═══ Provided records

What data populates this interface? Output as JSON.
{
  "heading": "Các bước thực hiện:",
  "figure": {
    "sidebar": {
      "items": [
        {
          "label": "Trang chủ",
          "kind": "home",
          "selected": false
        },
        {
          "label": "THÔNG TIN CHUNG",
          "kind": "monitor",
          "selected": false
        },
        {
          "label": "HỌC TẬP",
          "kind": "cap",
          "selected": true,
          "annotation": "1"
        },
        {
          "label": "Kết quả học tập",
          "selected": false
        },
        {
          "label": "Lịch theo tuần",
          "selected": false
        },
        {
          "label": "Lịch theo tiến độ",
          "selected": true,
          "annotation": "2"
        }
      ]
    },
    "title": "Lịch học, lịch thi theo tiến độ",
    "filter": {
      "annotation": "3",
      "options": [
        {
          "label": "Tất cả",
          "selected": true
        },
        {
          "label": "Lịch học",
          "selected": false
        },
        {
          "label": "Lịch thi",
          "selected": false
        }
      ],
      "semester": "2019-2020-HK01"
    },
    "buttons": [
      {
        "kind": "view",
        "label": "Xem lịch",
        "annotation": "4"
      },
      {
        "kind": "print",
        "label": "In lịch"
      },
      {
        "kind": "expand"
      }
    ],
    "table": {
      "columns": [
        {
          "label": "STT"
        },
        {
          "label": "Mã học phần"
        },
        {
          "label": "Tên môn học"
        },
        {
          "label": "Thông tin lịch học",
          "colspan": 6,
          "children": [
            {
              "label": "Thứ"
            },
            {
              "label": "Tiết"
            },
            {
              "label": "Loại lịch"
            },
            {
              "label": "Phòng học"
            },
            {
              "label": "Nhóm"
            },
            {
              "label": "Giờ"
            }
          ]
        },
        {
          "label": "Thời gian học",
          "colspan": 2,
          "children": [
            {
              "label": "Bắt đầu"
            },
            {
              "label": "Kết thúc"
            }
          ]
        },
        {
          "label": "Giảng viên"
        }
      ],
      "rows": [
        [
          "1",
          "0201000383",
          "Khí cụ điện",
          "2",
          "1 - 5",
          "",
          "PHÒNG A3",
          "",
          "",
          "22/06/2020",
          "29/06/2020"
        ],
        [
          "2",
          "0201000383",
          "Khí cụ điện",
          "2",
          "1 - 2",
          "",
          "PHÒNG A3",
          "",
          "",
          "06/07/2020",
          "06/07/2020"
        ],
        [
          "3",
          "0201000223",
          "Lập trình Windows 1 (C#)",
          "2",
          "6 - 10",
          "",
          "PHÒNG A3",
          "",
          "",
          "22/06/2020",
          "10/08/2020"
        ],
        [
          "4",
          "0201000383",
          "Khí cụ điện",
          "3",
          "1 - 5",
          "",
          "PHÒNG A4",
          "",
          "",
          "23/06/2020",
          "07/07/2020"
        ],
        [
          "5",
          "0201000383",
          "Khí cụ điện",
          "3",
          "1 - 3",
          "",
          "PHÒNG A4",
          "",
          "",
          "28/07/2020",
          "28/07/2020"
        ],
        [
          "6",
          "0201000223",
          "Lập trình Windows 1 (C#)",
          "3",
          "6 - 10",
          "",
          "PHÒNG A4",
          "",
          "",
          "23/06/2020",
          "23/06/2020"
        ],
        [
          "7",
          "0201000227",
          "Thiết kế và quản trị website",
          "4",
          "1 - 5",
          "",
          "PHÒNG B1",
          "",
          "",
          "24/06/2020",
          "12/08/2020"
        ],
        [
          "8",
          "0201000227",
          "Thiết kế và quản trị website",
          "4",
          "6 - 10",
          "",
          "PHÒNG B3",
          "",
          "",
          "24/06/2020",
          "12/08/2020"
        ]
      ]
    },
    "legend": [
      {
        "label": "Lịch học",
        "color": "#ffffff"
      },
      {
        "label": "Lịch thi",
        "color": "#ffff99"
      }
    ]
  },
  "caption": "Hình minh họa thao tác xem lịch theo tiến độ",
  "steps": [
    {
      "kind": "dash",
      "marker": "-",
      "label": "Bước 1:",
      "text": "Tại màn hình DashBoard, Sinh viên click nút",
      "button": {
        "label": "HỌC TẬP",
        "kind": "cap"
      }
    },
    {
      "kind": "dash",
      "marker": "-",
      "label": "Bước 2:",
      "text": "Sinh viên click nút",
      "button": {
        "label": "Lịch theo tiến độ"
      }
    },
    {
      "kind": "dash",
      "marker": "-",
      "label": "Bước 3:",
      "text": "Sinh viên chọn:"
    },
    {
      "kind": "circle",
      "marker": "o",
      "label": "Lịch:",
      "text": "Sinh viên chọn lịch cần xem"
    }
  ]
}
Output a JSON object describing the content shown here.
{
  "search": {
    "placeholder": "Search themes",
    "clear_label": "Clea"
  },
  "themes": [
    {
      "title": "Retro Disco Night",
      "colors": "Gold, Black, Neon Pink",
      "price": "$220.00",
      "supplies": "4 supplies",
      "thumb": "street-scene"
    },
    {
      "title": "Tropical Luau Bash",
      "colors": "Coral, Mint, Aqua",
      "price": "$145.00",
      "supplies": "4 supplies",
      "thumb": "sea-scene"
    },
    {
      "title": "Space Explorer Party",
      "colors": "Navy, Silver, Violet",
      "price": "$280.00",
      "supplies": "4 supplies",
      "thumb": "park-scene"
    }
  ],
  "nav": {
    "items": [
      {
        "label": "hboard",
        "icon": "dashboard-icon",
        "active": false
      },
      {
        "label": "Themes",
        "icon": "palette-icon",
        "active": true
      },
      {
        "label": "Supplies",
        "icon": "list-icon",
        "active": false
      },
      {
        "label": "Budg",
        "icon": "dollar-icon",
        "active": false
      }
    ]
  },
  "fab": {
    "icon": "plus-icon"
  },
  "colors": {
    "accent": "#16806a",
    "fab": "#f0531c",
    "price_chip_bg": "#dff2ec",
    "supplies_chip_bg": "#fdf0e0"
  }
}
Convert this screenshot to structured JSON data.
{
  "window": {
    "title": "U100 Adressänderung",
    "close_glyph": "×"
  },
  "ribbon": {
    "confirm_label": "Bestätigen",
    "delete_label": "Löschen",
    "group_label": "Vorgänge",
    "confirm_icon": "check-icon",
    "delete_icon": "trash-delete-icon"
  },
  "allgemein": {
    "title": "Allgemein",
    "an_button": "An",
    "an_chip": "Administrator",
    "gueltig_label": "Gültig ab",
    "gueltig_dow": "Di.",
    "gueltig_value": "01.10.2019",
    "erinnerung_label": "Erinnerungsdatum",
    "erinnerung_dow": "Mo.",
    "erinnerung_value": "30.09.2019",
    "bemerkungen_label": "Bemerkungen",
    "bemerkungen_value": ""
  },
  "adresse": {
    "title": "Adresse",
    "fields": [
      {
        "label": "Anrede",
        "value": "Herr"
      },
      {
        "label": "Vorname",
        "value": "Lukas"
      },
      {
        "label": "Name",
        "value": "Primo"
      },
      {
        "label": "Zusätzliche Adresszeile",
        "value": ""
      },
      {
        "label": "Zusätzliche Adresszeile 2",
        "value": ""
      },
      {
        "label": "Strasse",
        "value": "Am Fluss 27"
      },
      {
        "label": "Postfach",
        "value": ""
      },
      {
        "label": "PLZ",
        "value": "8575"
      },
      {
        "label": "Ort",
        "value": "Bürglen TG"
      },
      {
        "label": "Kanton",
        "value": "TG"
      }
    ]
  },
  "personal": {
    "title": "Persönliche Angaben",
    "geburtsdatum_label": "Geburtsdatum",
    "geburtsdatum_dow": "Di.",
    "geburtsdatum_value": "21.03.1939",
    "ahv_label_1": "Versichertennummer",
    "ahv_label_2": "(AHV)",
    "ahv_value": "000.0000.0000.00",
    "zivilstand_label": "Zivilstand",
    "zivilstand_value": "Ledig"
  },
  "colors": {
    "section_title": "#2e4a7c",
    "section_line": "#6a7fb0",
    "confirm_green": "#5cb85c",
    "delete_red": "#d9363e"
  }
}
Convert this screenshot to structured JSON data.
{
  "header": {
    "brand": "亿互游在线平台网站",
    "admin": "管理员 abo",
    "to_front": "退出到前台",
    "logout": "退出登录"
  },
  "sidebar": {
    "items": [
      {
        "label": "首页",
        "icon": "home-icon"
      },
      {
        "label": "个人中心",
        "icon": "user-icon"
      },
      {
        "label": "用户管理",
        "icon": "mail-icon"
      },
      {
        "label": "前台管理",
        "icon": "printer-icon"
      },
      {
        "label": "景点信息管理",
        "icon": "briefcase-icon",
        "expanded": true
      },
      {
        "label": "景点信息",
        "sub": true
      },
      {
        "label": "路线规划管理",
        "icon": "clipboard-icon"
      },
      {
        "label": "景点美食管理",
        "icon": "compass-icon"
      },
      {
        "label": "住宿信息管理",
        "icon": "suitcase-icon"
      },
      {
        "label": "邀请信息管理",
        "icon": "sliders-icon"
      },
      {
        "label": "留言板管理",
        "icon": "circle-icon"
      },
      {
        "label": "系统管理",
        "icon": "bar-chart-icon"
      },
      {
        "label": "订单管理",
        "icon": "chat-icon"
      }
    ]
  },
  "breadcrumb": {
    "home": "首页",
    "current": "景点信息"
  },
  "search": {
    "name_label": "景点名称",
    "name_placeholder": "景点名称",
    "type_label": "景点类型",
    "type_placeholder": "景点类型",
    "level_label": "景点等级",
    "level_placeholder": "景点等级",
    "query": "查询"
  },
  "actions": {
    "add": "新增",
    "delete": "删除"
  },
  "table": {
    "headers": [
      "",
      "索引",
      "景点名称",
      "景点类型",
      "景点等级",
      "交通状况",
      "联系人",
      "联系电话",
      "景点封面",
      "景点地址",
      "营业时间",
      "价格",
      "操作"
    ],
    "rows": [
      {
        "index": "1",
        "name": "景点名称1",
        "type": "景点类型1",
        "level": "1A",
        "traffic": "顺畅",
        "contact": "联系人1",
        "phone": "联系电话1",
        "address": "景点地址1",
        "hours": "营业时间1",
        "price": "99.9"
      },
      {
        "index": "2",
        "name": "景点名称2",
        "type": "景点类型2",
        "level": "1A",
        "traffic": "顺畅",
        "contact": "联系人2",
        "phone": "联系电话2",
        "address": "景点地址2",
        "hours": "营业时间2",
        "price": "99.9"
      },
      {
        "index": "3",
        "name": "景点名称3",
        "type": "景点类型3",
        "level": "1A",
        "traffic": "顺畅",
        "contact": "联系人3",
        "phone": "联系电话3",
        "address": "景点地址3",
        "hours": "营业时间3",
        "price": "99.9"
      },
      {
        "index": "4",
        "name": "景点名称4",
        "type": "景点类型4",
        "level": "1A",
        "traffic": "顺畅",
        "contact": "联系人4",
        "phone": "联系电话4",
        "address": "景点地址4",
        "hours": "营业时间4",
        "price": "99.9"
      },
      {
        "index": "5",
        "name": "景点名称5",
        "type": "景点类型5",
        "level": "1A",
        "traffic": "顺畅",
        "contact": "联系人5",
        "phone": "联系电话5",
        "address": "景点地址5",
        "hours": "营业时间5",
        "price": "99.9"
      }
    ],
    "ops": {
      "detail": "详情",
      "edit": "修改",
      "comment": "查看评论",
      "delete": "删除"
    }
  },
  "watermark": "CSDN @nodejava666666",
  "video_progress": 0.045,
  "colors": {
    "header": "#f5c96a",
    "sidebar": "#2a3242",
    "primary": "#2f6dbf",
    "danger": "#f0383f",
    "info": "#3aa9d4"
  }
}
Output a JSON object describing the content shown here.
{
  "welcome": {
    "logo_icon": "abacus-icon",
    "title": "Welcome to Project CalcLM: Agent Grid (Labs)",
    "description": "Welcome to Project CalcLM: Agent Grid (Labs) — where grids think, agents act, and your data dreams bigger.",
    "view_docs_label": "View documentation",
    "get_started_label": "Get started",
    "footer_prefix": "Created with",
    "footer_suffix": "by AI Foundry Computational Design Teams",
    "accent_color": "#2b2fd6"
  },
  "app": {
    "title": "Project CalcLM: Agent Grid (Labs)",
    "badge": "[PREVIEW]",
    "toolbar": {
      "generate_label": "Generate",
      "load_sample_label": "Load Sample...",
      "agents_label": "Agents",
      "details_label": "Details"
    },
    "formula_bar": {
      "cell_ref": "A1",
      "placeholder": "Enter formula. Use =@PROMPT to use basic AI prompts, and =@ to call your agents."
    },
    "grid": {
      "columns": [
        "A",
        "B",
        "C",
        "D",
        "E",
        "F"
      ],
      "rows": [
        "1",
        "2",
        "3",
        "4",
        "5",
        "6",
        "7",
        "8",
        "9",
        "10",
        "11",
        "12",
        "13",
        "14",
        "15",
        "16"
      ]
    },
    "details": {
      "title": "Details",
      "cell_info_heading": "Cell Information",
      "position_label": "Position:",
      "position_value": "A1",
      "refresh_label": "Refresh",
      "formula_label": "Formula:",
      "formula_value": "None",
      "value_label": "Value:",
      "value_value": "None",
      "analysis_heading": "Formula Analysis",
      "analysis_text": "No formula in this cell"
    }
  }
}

══════

- **Your instructions**:
Where a line in the entries holds the word "viên", copy that line.

- **Final answer**:
          "label": "Giảng viên"
      "text": "Tại màn hình DashBoard, Sinh viên click nút",
      "text": "Sinh viên click nút",
      "text": "Sinh viên chọn:"
      "text": "Sinh viên chọn lịch cần xem"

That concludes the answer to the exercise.